**WRITTEN TASK**.
Each line holding the word "this" counts once; give the total and nothing more.

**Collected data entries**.

....................

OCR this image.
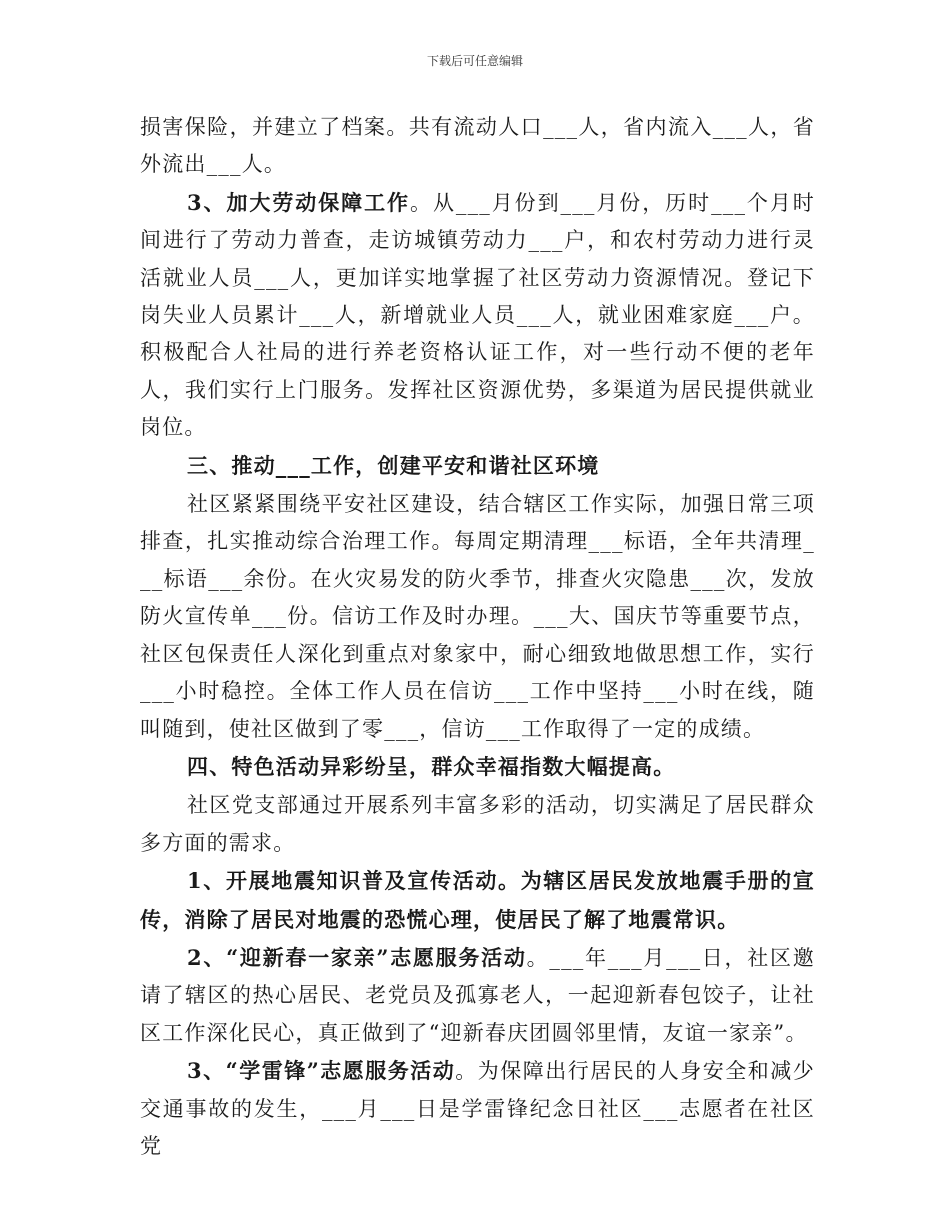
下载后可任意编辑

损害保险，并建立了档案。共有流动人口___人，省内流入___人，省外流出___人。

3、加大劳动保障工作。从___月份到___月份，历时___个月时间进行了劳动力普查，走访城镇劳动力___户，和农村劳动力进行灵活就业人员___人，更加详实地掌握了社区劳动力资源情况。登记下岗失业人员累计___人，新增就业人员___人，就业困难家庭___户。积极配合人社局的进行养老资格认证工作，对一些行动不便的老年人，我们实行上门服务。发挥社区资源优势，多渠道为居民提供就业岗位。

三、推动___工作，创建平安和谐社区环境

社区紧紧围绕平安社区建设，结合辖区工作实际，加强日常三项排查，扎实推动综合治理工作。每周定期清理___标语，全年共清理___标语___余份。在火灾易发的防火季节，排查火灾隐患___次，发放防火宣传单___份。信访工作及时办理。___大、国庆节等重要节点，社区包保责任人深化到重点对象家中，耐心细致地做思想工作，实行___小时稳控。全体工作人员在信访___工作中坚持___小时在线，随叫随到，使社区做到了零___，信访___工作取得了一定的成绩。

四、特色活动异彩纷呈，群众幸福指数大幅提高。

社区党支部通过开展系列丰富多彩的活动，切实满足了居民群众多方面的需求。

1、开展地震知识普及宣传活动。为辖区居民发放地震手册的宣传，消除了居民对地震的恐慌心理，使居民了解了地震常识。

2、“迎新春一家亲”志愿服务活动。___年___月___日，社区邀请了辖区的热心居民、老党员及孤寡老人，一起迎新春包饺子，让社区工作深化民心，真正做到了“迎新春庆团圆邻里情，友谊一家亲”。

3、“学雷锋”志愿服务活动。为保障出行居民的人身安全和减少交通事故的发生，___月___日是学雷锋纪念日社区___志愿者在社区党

....................

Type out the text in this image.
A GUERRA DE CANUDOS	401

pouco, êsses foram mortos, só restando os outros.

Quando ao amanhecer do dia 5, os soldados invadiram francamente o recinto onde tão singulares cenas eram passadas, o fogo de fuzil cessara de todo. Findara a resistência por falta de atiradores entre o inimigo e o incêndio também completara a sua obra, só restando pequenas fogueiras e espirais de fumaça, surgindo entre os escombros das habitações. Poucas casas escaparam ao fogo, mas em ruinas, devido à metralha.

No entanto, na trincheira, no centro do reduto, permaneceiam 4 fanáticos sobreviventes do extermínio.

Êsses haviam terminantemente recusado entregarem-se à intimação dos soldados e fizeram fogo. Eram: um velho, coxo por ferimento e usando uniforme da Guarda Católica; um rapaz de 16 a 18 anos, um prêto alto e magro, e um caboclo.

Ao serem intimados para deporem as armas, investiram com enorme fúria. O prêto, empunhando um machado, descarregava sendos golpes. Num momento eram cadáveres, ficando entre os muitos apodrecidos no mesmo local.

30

....................

**WRITTEN ANSWER**.
2